§ **INFORMATION SUPPLIED**

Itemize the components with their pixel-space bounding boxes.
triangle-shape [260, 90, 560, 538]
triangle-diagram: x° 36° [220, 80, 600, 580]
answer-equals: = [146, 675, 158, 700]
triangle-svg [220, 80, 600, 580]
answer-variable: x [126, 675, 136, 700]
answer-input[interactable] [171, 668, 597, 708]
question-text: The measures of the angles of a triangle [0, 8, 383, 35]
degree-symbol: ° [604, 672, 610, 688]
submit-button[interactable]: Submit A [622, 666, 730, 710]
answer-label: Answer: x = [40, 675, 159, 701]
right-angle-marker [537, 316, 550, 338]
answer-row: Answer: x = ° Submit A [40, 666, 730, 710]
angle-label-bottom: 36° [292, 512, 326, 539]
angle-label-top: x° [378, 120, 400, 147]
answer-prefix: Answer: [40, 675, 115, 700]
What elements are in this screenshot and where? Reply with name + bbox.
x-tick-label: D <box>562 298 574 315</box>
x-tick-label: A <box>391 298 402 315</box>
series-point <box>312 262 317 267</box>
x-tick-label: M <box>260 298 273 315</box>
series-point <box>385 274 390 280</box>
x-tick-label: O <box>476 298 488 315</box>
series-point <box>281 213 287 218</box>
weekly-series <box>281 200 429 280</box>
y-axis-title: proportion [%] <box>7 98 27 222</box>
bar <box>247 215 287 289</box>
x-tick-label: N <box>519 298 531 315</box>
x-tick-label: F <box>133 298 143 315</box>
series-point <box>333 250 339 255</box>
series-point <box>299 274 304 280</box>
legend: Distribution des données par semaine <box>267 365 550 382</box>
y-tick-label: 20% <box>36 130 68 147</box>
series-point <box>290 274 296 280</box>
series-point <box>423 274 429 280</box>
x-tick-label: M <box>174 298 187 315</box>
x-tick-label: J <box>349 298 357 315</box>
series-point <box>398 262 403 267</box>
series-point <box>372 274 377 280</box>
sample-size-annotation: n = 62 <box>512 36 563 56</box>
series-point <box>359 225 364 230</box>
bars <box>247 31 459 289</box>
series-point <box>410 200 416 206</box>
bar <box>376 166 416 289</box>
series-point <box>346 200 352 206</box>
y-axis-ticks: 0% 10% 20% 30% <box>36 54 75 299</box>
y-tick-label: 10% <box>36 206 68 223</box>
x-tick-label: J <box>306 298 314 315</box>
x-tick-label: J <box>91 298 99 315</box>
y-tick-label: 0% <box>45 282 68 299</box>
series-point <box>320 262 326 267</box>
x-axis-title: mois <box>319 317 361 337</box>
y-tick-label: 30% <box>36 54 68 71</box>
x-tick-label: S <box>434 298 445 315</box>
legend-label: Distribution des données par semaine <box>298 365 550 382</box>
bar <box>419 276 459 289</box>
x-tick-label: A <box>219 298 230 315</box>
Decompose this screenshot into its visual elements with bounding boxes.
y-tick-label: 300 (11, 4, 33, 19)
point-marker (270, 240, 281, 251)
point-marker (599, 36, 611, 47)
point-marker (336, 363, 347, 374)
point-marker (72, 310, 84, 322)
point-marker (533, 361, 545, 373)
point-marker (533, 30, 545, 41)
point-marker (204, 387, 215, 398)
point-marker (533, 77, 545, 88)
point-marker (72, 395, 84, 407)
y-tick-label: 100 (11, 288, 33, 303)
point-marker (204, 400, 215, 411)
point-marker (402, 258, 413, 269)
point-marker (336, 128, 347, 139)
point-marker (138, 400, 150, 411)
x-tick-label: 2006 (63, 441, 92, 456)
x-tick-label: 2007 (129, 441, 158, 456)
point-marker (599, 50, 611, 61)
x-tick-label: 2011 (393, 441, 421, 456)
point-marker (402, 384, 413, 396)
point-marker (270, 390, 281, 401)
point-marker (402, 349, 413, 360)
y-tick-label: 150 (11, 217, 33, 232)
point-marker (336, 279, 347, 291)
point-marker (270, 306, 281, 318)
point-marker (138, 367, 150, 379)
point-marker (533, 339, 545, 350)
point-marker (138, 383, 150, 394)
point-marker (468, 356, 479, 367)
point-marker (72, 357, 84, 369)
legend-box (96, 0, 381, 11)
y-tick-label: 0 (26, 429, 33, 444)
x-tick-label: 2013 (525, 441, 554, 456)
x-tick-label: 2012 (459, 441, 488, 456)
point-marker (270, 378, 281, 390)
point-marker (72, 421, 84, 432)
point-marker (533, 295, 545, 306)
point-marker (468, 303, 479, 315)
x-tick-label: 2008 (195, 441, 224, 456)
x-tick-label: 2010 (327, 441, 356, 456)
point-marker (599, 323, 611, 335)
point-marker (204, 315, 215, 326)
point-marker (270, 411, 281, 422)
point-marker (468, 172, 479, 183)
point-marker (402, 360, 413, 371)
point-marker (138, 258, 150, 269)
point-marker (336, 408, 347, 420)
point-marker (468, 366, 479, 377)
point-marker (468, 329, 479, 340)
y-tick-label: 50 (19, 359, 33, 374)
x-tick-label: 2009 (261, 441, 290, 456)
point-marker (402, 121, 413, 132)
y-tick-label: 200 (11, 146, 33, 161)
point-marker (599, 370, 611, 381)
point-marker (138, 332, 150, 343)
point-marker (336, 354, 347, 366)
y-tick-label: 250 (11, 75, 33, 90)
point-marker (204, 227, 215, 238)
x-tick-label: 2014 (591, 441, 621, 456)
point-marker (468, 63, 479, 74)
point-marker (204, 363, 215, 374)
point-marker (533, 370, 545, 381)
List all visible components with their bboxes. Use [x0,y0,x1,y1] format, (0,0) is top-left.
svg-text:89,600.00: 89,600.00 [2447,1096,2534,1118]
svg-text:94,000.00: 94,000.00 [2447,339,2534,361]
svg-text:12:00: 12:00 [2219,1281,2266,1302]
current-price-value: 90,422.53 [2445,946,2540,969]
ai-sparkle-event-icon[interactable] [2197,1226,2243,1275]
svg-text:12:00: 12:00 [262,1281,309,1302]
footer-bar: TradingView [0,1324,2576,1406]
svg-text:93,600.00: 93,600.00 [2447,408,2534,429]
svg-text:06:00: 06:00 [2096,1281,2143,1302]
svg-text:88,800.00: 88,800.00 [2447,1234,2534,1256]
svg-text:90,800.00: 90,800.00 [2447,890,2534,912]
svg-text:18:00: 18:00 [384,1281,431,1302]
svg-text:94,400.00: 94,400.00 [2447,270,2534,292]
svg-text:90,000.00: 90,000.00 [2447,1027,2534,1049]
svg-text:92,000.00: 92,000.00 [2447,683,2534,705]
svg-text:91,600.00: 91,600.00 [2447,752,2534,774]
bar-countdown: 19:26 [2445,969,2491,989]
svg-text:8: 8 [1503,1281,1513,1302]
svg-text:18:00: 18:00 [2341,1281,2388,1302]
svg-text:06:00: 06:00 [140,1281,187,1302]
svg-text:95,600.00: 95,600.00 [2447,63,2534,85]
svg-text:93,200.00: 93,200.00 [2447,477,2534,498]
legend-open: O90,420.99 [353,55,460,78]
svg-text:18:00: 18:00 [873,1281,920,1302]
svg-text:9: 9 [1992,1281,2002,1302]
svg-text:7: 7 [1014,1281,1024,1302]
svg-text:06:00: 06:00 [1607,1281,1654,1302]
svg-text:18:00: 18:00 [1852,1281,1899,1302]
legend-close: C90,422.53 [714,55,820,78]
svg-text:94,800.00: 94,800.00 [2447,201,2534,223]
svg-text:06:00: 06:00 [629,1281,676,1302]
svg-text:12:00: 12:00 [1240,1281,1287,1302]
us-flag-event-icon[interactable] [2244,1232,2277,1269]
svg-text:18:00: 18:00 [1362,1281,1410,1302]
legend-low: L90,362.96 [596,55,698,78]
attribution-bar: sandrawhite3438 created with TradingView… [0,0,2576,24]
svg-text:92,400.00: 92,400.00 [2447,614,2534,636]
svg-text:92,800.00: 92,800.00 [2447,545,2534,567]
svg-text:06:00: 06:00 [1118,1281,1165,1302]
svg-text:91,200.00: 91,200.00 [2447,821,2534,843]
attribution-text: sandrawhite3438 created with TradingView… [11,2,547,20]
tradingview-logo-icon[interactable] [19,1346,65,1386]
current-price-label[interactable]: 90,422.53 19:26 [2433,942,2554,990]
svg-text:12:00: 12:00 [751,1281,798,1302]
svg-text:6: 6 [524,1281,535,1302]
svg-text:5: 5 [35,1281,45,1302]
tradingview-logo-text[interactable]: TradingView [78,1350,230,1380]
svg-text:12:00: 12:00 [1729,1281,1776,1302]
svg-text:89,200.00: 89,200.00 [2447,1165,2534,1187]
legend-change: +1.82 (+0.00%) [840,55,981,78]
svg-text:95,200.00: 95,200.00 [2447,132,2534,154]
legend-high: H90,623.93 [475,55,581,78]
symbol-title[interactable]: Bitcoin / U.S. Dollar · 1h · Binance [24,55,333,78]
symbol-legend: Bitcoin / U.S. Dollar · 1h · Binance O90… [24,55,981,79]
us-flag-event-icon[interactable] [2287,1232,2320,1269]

§ **AIM OF THE TASK**
Write out the listing above word for word, from its first line down to the line containing "angle-label-bottom: 36° [292, 512, 326, 539]", both included.

§ **EXERCISE RESULT**
Itemize the components with their pixel-space bounding boxes.
triangle-shape [260, 90, 560, 538]
triangle-diagram: x° 36° [220, 80, 600, 580]
answer-equals: = [146, 675, 158, 700]
triangle-svg [220, 80, 600, 580]
answer-variable: x [126, 675, 136, 700]
answer-input[interactable] [171, 668, 597, 708]
question-text: The measures of the angles of a triangle [0, 8, 383, 35]
degree-symbol: ° [604, 672, 610, 688]
submit-button[interactable]: Submit A [622, 666, 730, 710]
answer-label: Answer: x = [40, 675, 159, 701]
right-angle-marker [537, 316, 550, 338]
answer-row: Answer: x = ° Submit A [40, 666, 730, 710]
angle-label-bottom: 36° [292, 512, 326, 539]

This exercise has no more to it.